— Request —
Your copy of the material below should match it exactly, except that it holds no pictures.
[START OF Provided records]
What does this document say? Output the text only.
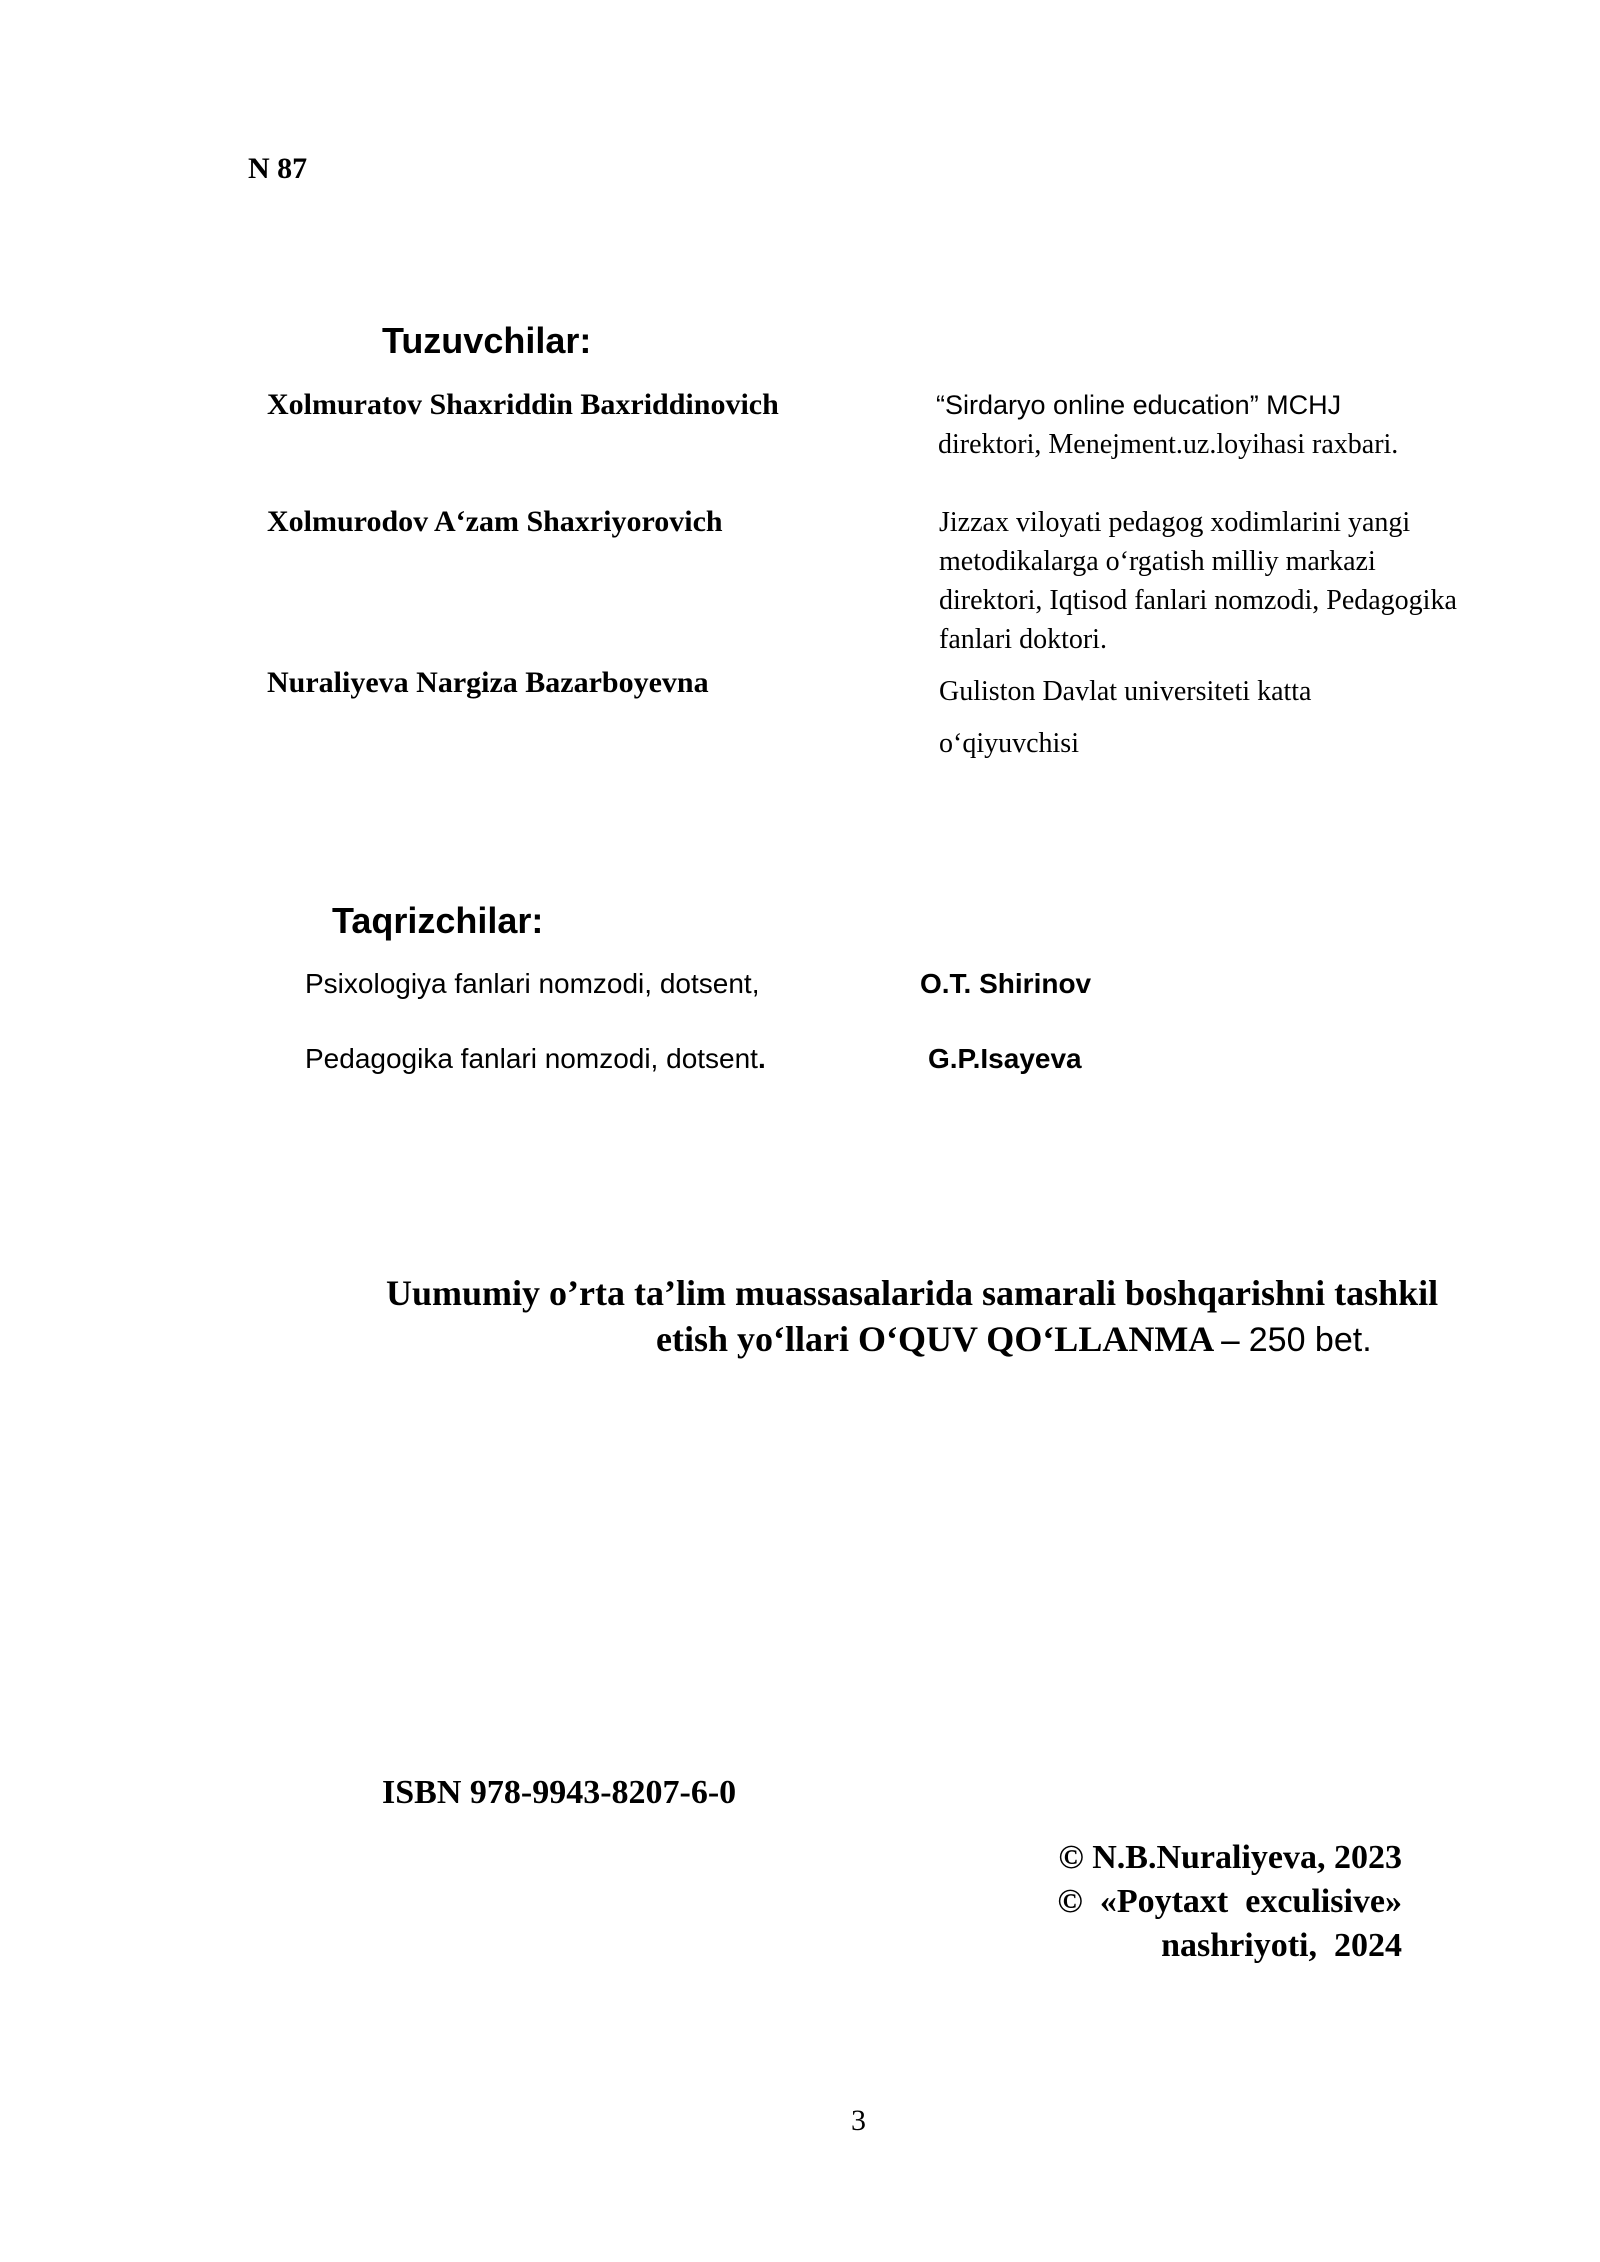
N 87
Tuzuvchilar:
Xolmuratov Shaxriddin Baxriddinovich	“Sirdaryo online education” MCHJ
direktori, Menejment.uz.loyihasi raxbari.
Xolmurodov A‘zam Shaxriyorovich	Jizzax viloyati pedagog xodimlarini yangi
metodikalarga o‘rgatish milliy markazi
direktori, Iqtisod fanlari nomzodi, Pedagogika
fanlari doktori.
Nuraliyeva Nargiza Bazarboyevna	Guliston Davlat universiteti katta
o‘qiyuvchisi
Taqrizchilar:
Psixologiya fanlari nomzodi, dotsent,	O.T. Shirinov
Pedagogika fanlari nomzodi, dotsent.	G.P.Isayeva
Uumumiy o’rta ta’lim muassasalarida samarali boshqarishni tashkil
etish yo‘llari O‘QUV QO‘LLANMA – 250 bet.
ISBN 978-9943-8207-6-0
© N.B.Nuraliyeva, 2023
©  «Poytaxt  exculisive»
nashriyoti,  2024
3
[END OF Provided records]
— Expected answer —
What does this document say? Output the text only.
N 87
Tuzuvchilar:
Xolmuratov Shaxriddin Baxriddinovich	“Sirdaryo online education” MCHJ
direktori, Menejment.uz.loyihasi raxbari.
Xolmurodov A‘zam Shaxriyorovich	Jizzax viloyati pedagog xodimlarini yangi
metodikalarga o‘rgatish milliy markazi
direktori, Iqtisod fanlari nomzodi, Pedagogika
fanlari doktori.
Nuraliyeva Nargiza Bazarboyevna	Guliston Davlat universiteti katta
o‘qiyuvchisi
Taqrizchilar:
Psixologiya fanlari nomzodi, dotsent,	O.T. Shirinov
Pedagogika fanlari nomzodi, dotsent.	G.P.Isayeva
Uumumiy o’rta ta’lim muassasalarida samarali boshqarishni tashkil
etish yo‘llari O‘QUV QO‘LLANMA – 250 bet.
ISBN 978-9943-8207-6-0
© N.B.Nuraliyeva, 2023
©  «Poytaxt  exculisive»
nashriyoti,  2024
3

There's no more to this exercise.